◆ **Objective**: Your task is to print all of the material verbatim.

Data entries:
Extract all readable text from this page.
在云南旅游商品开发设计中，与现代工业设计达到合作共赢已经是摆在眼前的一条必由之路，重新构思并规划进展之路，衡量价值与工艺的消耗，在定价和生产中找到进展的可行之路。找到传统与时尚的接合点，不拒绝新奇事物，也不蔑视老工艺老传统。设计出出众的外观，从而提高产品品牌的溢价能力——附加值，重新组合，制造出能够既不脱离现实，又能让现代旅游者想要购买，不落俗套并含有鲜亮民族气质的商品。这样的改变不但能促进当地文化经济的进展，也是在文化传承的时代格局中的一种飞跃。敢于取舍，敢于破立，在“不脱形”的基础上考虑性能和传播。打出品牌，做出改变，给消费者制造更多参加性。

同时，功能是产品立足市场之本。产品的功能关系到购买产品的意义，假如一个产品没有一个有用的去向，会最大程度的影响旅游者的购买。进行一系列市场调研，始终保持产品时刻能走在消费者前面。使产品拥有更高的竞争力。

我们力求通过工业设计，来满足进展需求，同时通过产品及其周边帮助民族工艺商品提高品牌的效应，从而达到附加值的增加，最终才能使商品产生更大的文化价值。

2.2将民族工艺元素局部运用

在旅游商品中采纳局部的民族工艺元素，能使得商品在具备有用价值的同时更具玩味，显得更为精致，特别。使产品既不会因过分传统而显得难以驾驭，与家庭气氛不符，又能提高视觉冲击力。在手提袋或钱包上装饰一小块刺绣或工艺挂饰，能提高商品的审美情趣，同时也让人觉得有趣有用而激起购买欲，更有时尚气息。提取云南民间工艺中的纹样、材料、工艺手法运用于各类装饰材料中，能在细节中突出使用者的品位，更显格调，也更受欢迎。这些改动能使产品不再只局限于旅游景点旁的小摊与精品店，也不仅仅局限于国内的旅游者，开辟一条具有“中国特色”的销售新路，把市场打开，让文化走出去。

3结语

◆ **Problem solution**:
Extract all readable text from this page.
在云南旅游商品开发设计中，与现代工业设计达到合作共赢已经是摆在眼前的一条必由之路，重新构思并规划进展之路，衡量价值与工艺的消耗，在定价和生产中找到进展的可行之路。找到传统与时尚的接合点，不拒绝新奇事物，也不蔑视老工艺老传统。设计出出众的外观，从而提高产品品牌的溢价能力——附加值，重新组合，制造出能够既不脱离现实，又能让现代旅游者想要购买，不落俗套并含有鲜亮民族气质的商品。这样的改变不但能促进当地文化经济的进展，也是在文化传承的时代格局中的一种飞跃。敢于取舍，敢于破立，在“不脱形”的基础上考虑性能和传播。打出品牌，做出改变，给消费者制造更多参加性。

同时，功能是产品立足市场之本。产品的功能关系到购买产品的意义，假如一个产品没有一个有用的去向，会最大程度的影响旅游者的购买。进行一系列市场调研，始终保持产品时刻能走在消费者前面。使产品拥有更高的竞争力。

我们力求通过工业设计，来满足进展需求，同时通过产品及其周边帮助民族工艺商品提高品牌的效应，从而达到附加值的增加，最终才能使商品产生更大的文化价值。

2.2将民族工艺元素局部运用

在旅游商品中采纳局部的民族工艺元素，能使得商品在具备有用价值的同时更具玩味，显得更为精致，特别。使产品既不会因过分传统而显得难以驾驭，与家庭气氛不符，又能提高视觉冲击力。在手提袋或钱包上装饰一小块刺绣或工艺挂饰，能提高商品的审美情趣，同时也让人觉得有趣有用而激起购买欲，更有时尚气息。提取云南民间工艺中的纹样、材料、工艺手法运用于各类装饰材料中，能在细节中突出使用者的品位，更显格调，也更受欢迎。这些改动能使产品不再只局限于旅游景点旁的小摊与精品店，也不仅仅局限于国内的旅游者，开辟一条具有“中国特色”的销售新路，把市场打开，让文化走出去。

3结语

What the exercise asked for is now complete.